Work instructions:
According to the pop-culture review text, what does each 'N Sync collectible marionette cost, and at which store?

The 'N Sync boys, at least, are squeaky clean, and what could sum up the Top-40 zeitgeist better than those pop music pawns captured as Barbie-style "collectible marionettes?" You can buy the quintet individually (FAO Schwarz, $29.99), knowing that their interlocking display bases will eventually allow them all to be viewed as one. Their packaging even informs us that "marionettes cannot stand alone," which is wonderfully wise in so many unintended ways. Any discriminating fan, though, will quickly notice the nagging resemblance problem yet again: 'N Sync has been sunk. You can't go wrong depicting group members Chris Kirkpatrick or Joey Fatone (or Fat One, as his detractors have been known to say) because no one is attracted to them anyway. But J.C., the Hot, Sexy One, has been plasticized into some crystal meth addict (hollow cheeks, huge eyes, bony fingers) and Justin, the normally cuddly li'l moppet, has been reduced to what he might look like 15 years from now as a guest star on some WB sitcom. Lance Bass, the, er, "Single" One, was conspicuously missing from his post; Don't Ask, Don't Tell GI Joe was unavailable for comment.

Speaking of Don't Ask, Don't Tell, let's talk about reality programming like The Real World and Survivor—another pop-culture phenomenon that capitalizes on a shockingly artificial premise.The Real World You Never Saw (MTV home video, $12.99) is perfect for anyone who hasn't had enough of watching those obnoxious twentysomethings live out their petty little lives in a luxurious free abode. These videos feature a purportedly naughtier self-revelation than one can witness in the show's regular broadcasts. Yes, one can thrill to the combined Boston and Seattle collection, for instance, which boasts "an inside peek at David's hygiene problems." Give us an inside peek at that little gay New Orleans hottie, folks, and maybe we'll talk.

Leave it to MTV to breed the reality bit with an equally frustrating phenomenon, sophomoric humor, and come up with another signpost of the times, The Tom Green Show (MTV home video, $12.99). Mr. Green, who is currently on view making a painfully unfunny cameo in his girlfriend Drew Barrymore's hit Charlie's Angels, will fit nicely into someone's stocking (stuff him way, way down there) in his best-of compilation videos. It's a lovely seasonal greeting with only the finest examples of his poo-poo practical joking. Say what you will, but there are evidently masses of people for whom scatological joie de vivre is the Second Coming.

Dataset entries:
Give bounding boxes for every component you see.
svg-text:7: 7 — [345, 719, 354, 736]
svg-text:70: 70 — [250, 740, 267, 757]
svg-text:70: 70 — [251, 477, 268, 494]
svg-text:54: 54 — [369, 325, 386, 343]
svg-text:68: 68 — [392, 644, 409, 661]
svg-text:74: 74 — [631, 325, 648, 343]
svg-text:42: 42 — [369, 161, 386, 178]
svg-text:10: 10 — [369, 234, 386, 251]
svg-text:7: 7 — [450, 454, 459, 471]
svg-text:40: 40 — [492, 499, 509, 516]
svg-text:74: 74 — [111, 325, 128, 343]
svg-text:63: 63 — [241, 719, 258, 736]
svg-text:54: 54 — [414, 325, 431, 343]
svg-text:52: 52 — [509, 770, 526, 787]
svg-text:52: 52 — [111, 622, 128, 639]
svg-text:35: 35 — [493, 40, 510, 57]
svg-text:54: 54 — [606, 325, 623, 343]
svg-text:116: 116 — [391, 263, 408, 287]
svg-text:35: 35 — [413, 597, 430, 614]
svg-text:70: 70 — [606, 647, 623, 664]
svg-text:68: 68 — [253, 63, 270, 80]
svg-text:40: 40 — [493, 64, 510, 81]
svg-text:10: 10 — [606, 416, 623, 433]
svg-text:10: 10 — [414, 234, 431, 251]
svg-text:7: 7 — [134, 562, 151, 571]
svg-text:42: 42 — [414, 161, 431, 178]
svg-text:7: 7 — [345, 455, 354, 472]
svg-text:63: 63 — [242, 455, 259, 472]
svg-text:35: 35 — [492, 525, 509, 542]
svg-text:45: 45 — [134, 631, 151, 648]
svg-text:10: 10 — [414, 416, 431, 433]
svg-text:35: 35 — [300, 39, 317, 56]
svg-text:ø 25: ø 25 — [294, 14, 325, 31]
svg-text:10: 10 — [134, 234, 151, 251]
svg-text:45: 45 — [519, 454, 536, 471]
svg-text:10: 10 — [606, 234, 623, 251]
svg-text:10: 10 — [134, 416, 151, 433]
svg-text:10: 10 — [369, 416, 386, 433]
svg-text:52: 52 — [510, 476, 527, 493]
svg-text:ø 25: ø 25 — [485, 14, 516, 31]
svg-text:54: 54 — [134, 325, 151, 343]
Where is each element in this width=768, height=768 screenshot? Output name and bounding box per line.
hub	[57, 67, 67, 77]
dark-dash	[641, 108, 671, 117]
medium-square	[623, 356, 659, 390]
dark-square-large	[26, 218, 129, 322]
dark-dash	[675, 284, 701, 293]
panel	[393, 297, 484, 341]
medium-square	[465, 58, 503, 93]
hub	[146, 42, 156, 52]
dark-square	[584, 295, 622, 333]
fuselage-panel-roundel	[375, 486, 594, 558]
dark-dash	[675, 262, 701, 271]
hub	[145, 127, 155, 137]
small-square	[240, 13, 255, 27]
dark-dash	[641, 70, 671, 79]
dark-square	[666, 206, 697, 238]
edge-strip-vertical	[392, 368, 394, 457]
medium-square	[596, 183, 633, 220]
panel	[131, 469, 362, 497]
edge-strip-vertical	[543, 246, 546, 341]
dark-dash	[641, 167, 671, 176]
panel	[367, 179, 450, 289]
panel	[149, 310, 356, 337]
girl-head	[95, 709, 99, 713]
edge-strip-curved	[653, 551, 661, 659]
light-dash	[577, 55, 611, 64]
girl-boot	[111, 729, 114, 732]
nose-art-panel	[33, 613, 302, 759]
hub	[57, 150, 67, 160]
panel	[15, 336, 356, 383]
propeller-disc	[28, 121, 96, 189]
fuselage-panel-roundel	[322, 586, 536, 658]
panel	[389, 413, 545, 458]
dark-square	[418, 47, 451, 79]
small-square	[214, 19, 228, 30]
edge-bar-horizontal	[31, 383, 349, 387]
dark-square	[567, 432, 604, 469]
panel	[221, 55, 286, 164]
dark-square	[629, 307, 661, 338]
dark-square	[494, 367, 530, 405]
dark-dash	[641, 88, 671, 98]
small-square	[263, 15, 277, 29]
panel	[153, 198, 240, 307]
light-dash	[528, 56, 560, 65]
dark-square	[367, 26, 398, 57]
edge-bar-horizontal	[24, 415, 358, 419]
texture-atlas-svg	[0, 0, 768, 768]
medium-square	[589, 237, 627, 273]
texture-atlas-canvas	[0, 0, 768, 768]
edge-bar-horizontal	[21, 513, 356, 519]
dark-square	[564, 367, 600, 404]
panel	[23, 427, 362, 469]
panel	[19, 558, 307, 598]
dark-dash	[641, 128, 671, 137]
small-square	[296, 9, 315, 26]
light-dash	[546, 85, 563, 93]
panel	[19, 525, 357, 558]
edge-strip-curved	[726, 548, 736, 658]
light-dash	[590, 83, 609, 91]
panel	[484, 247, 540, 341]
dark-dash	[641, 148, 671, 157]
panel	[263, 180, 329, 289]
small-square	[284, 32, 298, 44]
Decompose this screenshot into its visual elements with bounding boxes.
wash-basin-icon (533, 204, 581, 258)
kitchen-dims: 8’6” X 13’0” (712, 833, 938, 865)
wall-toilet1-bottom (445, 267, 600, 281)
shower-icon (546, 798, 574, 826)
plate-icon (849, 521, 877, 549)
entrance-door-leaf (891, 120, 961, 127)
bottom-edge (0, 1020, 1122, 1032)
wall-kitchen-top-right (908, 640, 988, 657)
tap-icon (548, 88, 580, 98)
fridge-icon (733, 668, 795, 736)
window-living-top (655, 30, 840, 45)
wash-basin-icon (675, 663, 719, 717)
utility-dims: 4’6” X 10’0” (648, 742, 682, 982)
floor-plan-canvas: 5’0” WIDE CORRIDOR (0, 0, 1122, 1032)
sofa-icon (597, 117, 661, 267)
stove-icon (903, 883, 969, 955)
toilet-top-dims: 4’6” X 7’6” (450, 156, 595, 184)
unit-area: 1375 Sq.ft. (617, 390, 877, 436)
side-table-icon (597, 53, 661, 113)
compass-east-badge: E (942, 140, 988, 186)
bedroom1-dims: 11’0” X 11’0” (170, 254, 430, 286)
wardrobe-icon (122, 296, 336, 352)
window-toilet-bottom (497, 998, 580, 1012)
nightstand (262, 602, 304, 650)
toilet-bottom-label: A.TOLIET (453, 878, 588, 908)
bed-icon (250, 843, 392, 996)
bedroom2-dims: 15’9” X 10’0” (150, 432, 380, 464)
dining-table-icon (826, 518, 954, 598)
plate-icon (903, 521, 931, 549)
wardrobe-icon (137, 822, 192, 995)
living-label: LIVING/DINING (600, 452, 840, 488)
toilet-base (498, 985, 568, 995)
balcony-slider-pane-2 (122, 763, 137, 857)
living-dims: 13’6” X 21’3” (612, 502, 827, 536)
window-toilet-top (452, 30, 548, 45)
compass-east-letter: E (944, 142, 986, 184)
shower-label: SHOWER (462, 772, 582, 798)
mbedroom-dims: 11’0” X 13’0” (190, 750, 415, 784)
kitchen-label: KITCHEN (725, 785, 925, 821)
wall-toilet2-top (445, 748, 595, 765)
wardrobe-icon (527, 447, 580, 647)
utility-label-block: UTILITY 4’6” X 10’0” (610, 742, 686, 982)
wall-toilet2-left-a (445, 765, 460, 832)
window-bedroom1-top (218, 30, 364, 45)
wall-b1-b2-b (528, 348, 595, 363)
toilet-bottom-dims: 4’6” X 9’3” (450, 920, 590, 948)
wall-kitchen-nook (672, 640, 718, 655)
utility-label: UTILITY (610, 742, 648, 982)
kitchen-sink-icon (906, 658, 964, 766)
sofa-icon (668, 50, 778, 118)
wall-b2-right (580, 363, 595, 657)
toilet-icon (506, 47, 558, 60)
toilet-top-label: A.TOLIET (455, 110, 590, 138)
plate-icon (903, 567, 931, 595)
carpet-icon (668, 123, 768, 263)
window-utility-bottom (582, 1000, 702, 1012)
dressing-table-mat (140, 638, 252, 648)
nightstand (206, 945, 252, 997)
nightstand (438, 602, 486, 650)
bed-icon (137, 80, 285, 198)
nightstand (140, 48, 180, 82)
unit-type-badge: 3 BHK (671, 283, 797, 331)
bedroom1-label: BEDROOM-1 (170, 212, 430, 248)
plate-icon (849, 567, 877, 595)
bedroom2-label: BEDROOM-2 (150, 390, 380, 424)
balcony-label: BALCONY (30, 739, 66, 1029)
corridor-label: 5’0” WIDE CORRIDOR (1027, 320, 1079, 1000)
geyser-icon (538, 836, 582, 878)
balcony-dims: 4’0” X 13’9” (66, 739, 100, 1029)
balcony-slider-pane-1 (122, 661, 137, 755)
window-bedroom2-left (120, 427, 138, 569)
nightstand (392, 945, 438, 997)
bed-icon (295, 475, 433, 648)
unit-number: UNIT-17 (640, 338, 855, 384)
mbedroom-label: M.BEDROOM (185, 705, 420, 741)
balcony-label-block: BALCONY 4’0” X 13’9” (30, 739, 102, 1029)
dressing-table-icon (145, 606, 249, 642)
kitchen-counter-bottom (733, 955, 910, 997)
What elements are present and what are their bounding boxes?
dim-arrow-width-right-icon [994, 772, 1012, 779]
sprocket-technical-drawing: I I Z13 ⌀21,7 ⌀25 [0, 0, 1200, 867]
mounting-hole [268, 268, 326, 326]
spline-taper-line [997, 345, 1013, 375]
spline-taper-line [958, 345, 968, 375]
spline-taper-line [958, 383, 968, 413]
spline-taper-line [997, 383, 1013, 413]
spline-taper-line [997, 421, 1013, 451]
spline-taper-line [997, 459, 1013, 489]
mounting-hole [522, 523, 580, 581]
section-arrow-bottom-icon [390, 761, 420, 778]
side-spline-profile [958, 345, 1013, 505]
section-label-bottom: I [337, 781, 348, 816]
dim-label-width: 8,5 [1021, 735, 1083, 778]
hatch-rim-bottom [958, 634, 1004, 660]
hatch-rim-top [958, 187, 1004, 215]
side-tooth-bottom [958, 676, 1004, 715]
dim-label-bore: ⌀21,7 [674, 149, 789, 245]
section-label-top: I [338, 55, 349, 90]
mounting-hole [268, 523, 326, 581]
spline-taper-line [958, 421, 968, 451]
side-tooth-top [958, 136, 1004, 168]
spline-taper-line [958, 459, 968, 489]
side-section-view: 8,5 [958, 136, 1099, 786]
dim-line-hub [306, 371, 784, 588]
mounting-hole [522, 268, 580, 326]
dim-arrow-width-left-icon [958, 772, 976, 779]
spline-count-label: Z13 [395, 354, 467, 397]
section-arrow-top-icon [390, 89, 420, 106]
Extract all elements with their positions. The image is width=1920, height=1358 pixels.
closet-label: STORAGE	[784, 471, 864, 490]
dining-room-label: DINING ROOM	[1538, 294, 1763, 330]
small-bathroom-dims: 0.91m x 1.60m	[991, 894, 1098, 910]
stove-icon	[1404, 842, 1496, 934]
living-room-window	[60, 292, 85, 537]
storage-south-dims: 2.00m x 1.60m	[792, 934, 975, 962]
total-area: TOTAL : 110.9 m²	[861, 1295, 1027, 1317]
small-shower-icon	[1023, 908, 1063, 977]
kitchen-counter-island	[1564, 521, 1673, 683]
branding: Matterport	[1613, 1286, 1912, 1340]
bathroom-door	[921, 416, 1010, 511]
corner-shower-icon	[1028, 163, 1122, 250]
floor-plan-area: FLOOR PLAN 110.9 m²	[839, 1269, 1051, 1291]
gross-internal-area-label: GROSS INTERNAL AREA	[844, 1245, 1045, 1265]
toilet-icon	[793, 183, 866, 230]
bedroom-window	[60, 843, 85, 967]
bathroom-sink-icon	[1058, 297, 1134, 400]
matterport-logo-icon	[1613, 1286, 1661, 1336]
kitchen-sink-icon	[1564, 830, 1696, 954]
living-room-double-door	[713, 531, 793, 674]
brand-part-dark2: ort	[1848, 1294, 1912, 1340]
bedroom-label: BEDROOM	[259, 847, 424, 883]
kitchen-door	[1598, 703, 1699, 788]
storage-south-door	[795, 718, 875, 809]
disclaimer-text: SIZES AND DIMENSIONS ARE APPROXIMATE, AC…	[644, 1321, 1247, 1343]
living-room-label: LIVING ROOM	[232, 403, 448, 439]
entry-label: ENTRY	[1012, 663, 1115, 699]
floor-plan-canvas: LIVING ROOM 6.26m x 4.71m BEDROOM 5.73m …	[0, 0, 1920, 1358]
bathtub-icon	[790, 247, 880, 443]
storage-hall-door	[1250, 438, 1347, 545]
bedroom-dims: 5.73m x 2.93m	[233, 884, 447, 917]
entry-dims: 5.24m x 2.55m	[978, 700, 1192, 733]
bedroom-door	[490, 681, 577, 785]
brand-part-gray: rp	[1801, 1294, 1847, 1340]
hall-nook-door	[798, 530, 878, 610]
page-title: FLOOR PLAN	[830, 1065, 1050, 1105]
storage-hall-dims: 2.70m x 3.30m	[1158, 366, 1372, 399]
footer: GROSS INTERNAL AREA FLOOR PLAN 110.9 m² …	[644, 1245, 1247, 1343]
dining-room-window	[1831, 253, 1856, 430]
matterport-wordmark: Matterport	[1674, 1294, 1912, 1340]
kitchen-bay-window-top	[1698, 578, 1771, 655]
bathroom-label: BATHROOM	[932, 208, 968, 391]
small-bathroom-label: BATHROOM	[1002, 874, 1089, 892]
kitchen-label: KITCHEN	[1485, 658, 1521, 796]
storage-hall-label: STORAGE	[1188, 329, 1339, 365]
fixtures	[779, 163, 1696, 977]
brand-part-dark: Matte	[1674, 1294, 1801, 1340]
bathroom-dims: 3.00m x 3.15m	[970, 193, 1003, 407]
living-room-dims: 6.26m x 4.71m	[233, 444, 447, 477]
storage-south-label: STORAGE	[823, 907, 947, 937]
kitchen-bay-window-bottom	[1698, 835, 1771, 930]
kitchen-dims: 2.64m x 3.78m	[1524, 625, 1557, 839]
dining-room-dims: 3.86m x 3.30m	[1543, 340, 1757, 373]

Task answer:
$29.99 at FAO Schwarz.